### WHAT THE EXERCISE ASKS
Your task is to output the entries below word for word.

══ RECORD LIST ══

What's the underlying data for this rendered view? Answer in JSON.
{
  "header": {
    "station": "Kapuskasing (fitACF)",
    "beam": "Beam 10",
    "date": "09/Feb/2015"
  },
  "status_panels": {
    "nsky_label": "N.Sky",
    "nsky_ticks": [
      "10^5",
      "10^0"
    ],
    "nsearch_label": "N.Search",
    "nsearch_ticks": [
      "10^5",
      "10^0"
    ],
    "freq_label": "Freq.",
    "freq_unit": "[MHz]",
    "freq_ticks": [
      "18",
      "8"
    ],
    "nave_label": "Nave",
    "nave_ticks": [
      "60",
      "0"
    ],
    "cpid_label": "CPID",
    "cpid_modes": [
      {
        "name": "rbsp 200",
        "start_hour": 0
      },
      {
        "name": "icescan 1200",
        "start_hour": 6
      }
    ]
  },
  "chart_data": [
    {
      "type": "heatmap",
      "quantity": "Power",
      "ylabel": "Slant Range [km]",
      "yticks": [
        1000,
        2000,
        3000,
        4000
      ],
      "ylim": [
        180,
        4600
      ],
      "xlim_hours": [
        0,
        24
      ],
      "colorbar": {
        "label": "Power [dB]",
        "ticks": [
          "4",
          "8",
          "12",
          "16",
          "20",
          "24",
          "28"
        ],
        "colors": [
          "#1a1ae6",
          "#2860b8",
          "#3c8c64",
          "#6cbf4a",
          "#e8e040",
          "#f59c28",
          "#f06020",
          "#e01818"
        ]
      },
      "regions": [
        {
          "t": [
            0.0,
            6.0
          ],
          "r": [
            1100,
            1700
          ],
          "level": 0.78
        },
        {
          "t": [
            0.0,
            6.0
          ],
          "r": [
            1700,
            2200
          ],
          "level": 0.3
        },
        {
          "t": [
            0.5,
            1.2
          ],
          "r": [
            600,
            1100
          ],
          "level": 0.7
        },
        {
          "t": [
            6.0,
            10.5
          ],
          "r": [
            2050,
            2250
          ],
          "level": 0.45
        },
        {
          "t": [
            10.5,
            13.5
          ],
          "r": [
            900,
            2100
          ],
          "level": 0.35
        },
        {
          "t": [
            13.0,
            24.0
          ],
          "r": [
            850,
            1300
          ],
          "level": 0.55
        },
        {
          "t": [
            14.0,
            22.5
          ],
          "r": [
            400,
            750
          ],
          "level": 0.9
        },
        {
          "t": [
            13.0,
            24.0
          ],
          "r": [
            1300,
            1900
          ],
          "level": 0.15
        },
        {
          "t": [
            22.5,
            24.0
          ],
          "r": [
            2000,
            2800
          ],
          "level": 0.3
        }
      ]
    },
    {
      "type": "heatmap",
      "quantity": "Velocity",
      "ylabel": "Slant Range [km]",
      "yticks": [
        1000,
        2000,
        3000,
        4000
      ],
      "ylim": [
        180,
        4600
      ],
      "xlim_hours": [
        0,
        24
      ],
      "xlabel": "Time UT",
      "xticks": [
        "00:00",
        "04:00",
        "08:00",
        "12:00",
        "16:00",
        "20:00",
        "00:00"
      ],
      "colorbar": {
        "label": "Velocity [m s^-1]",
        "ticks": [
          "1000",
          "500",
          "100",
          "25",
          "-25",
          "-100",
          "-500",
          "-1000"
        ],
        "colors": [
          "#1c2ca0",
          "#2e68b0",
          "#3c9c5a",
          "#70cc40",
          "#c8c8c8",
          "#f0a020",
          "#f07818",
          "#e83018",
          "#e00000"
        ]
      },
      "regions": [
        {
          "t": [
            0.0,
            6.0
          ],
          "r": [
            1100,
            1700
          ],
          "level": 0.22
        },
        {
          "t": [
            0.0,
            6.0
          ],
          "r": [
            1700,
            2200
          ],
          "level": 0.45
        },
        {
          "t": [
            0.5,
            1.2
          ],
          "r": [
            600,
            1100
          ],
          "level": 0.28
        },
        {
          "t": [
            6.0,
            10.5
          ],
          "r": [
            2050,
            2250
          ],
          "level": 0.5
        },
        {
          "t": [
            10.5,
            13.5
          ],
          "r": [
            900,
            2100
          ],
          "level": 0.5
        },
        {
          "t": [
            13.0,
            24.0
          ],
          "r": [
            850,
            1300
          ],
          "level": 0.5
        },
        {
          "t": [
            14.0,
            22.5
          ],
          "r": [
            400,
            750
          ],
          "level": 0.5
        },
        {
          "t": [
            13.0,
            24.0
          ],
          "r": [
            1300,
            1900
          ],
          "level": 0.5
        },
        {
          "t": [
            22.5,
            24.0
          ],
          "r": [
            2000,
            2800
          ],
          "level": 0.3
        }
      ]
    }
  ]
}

═══

### FINAL RESULT
What's the underlying data for this rendered view? Answer in JSON.
{
  "header": {
    "station": "Kapuskasing (fitACF)",
    "beam": "Beam 10",
    "date": "09/Feb/2015"
  },
  "status_panels": {
    "nsky_label": "N.Sky",
    "nsky_ticks": [
      "10^5",
      "10^0"
    ],
    "nsearch_label": "N.Search",
    "nsearch_ticks": [
      "10^5",
      "10^0"
    ],
    "freq_label": "Freq.",
    "freq_unit": "[MHz]",
    "freq_ticks": [
      "18",
      "8"
    ],
    "nave_label": "Nave",
    "nave_ticks": [
      "60",
      "0"
    ],
    "cpid_label": "CPID",
    "cpid_modes": [
      {
        "name": "rbsp 200",
        "start_hour": 0
      },
      {
        "name": "icescan 1200",
        "start_hour": 6
      }
    ]
  },
  "chart_data": [
    {
      "type": "heatmap",
      "quantity": "Power",
      "ylabel": "Slant Range [km]",
      "yticks": [
        1000,
        2000,
        3000,
        4000
      ],
      "ylim": [
        180,
        4600
      ],
      "xlim_hours": [
        0,
        24
      ],
      "colorbar": {
        "label": "Power [dB]",
        "ticks": [
          "4",
          "8",
          "12",
          "16",
          "20",
          "24",
          "28"
        ],
        "colors": [
          "#1a1ae6",
          "#2860b8",
          "#3c8c64",
          "#6cbf4a",
          "#e8e040",
          "#f59c28",
          "#f06020",
          "#e01818"
        ]
      },
      "regions": [
        {
          "t": [
            0.0,
            6.0
          ],
          "r": [
            1100,
            1700
          ],
          "level": 0.78
        },
        {
          "t": [
            0.0,
            6.0
          ],
          "r": [
            1700,
            2200
          ],
          "level": 0.3
        },
        {
          "t": [
            0.5,
            1.2
          ],
          "r": [
            600,
            1100
          ],
          "level": 0.7
        },
        {
          "t": [
            6.0,
            10.5
          ],
          "r": [
            2050,
            2250
          ],
          "level": 0.45
        },
        {
          "t": [
            10.5,
            13.5
          ],
          "r": [
            900,
            2100
          ],
          "level": 0.35
        },
        {
          "t": [
            13.0,
            24.0
          ],
          "r": [
            850,
            1300
          ],
          "level": 0.55
        },
        {
          "t": [
            14.0,
            22.5
          ],
          "r": [
            400,
            750
          ],
          "level": 0.9
        },
        {
          "t": [
            13.0,
            24.0
          ],
          "r": [
            1300,
            1900
          ],
          "level": 0.15
        },
        {
          "t": [
            22.5,
            24.0
          ],
          "r": [
            2000,
            2800
          ],
          "level": 0.3
        }
      ]
    },
    {
      "type": "heatmap",
      "quantity": "Velocity",
      "ylabel": "Slant Range [km]",
      "yticks": [
        1000,
        2000,
        3000,
        4000
      ],
      "ylim": [
        180,
        4600
      ],
      "xlim_hours": [
        0,
        24
      ],
      "xlabel": "Time UT",
      "xticks": [
        "00:00",
        "04:00",
        "08:00",
        "12:00",
        "16:00",
        "20:00",
        "00:00"
      ],
      "colorbar": {
        "label": "Velocity [m s^-1]",
        "ticks": [
          "1000",
          "500",
          "100",
          "25",
          "-25",
          "-100",
          "-500",
          "-1000"
        ],
        "colors": [
          "#1c2ca0",
          "#2e68b0",
          "#3c9c5a",
          "#70cc40",
          "#c8c8c8",
          "#f0a020",
          "#f07818",
          "#e83018",
          "#e00000"
        ]
      },
      "regions": [
        {
          "t": [
            0.0,
            6.0
          ],
          "r": [
            1100,
            1700
          ],
          "level": 0.22
        },
        {
          "t": [
            0.0,
            6.0
          ],
          "r": [
            1700,
            2200
          ],
          "level": 0.45
        },
        {
          "t": [
            0.5,
            1.2
          ],
          "r": [
            600,
            1100
          ],
          "level": 0.28
        },
        {
          "t": [
            6.0,
            10.5
          ],
          "r": [
            2050,
            2250
          ],
          "level": 0.5
        },
        {
          "t": [
            10.5,
            13.5
          ],
          "r": [
            900,
            2100
          ],
          "level": 0.5
        },
        {
          "t": [
            13.0,
            24.0
          ],
          "r": [
            850,
            1300
          ],
          "level": 0.5
        },
        {
          "t": [
            14.0,
            22.5
          ],
          "r": [
            400,
            750
          ],
          "level": 0.5
        },
        {
          "t": [
            13.0,
            24.0
          ],
          "r": [
            1300,
            1900
          ],
          "level": 0.5
        },
        {
          "t": [
            22.5,
            24.0
          ],
          "r": [
            2000,
            2800
          ],
          "level": 0.3
        }
      ]
    }
  ]
}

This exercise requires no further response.